- **Instruction**:
Report how many lines in the records below contain the word "PERIODIC". Give only the number.

- **Data entries**:
..........

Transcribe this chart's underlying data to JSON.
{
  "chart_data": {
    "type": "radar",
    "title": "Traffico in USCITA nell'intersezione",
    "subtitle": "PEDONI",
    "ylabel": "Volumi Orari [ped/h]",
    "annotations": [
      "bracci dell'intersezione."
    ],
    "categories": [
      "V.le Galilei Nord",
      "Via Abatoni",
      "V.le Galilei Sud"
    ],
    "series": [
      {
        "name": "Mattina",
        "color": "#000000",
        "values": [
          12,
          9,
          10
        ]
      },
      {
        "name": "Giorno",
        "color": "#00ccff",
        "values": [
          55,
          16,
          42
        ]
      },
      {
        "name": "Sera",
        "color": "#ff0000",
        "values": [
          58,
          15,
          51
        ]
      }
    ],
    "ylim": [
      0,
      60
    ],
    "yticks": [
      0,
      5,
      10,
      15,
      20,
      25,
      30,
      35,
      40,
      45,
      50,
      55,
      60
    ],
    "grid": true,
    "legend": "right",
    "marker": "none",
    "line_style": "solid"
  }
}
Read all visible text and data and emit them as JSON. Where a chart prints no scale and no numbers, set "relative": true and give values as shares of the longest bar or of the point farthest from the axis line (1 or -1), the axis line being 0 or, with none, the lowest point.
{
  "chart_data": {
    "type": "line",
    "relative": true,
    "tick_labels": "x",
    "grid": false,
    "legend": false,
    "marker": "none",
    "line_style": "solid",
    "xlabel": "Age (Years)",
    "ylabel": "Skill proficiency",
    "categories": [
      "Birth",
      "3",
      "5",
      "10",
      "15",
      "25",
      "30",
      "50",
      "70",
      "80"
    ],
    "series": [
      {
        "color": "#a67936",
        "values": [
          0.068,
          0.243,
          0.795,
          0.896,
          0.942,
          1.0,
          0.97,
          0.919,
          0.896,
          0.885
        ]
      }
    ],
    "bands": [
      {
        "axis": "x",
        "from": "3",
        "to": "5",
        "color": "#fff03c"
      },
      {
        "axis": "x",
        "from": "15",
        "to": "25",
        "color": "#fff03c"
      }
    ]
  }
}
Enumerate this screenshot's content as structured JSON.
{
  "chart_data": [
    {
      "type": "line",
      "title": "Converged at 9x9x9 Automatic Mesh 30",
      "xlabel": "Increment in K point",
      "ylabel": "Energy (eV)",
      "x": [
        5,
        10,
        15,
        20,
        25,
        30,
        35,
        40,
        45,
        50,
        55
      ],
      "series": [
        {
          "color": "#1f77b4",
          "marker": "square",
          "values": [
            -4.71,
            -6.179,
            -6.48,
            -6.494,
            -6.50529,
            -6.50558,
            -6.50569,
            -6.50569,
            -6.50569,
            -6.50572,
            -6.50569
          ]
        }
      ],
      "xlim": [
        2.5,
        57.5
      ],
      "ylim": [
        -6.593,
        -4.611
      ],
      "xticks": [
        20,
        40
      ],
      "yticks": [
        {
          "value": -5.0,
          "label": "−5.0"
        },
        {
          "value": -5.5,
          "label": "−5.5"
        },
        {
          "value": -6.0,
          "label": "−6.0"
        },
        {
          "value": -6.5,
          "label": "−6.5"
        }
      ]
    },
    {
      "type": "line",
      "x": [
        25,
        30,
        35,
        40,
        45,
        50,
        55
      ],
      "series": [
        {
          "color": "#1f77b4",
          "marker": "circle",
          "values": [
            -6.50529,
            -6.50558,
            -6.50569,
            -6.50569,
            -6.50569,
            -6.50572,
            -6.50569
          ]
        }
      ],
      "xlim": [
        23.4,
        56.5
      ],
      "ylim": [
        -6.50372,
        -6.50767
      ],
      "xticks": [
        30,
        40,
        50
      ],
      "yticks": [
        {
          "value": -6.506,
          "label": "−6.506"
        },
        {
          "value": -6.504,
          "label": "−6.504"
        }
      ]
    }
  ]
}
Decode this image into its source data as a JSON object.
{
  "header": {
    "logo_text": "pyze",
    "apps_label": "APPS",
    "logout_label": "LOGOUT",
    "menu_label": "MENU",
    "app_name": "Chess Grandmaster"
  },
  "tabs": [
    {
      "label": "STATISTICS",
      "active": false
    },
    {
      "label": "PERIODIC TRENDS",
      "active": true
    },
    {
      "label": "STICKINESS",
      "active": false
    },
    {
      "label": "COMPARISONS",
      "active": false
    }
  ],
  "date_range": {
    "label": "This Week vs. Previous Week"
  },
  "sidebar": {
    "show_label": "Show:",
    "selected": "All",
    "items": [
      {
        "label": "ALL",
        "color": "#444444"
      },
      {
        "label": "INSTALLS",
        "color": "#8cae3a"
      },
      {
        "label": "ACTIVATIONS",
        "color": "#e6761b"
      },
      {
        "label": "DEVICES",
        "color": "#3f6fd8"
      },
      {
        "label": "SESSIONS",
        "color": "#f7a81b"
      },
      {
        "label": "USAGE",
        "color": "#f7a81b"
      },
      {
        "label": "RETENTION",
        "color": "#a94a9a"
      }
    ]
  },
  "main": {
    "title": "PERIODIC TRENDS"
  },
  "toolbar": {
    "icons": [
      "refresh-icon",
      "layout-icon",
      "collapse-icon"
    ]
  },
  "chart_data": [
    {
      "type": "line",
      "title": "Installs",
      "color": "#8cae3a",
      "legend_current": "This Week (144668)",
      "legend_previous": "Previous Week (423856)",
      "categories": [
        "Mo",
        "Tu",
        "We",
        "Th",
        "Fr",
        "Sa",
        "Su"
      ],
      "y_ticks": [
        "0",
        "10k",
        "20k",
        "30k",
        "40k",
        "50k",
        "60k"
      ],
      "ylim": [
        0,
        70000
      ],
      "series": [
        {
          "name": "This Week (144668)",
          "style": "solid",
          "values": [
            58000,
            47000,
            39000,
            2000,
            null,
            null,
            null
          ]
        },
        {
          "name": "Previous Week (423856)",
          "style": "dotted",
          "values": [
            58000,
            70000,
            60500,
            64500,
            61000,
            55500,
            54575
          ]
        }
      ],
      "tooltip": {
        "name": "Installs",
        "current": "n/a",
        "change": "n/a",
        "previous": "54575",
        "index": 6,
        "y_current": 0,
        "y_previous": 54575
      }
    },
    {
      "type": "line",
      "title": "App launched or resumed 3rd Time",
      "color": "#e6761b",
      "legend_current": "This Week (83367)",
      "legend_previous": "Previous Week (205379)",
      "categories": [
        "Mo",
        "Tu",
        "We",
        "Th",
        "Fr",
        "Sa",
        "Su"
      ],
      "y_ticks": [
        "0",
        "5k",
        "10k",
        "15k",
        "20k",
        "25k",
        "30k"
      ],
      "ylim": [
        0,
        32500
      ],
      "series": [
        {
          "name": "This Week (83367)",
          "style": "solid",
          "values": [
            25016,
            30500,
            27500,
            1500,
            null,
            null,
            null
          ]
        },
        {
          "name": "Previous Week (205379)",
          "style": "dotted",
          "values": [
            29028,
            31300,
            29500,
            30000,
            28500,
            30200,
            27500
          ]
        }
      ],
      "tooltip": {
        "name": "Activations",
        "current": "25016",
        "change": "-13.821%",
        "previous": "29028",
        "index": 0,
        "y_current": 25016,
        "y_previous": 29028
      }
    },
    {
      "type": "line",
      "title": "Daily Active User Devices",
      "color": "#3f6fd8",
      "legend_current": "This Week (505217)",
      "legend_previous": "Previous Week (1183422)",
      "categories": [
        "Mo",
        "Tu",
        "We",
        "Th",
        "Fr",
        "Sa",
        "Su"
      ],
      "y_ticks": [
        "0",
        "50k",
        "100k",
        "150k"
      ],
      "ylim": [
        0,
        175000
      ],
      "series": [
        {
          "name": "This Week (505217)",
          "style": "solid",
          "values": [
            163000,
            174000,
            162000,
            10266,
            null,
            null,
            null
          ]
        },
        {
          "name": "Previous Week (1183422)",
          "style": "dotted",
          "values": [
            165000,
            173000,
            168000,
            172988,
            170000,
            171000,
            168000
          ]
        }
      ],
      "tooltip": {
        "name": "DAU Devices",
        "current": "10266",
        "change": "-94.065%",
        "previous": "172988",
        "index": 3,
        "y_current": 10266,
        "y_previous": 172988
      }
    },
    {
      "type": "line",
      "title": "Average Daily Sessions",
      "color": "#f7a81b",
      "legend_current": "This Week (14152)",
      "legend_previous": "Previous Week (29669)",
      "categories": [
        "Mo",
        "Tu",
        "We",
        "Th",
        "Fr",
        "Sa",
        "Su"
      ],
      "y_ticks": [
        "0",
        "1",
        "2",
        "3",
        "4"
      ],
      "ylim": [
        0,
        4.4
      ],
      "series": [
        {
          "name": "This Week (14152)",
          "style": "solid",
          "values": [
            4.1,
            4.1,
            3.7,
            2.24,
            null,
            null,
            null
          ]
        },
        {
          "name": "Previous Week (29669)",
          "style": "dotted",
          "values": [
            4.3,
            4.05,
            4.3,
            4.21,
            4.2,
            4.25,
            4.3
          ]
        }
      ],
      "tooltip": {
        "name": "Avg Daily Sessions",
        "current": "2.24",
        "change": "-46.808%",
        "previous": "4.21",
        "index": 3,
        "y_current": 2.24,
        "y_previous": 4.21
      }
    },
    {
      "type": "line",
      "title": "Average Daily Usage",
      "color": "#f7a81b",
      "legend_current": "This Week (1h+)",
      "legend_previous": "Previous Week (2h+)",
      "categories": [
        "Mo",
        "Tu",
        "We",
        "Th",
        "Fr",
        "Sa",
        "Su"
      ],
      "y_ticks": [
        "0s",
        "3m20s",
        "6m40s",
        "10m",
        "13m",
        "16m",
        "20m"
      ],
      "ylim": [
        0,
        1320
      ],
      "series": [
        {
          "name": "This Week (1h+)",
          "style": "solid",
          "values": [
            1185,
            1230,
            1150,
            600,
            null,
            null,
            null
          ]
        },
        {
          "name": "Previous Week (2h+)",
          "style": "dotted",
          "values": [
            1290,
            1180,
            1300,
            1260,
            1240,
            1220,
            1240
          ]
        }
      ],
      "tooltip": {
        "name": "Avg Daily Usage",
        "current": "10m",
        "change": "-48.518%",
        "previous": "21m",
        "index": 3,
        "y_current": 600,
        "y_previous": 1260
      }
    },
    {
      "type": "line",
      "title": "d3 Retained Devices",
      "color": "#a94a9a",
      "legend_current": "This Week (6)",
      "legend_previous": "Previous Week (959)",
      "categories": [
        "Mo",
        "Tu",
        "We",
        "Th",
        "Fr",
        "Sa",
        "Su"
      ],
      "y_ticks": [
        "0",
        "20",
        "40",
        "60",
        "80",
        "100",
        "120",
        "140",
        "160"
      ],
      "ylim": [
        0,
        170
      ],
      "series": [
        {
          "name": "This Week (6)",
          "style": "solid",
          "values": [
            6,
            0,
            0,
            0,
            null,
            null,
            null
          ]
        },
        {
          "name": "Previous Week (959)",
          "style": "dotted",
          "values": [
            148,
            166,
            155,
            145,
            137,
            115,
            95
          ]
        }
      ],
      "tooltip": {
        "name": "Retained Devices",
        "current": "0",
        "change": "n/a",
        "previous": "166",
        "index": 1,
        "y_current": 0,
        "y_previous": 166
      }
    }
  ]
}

..........

- **Exercise response**:
2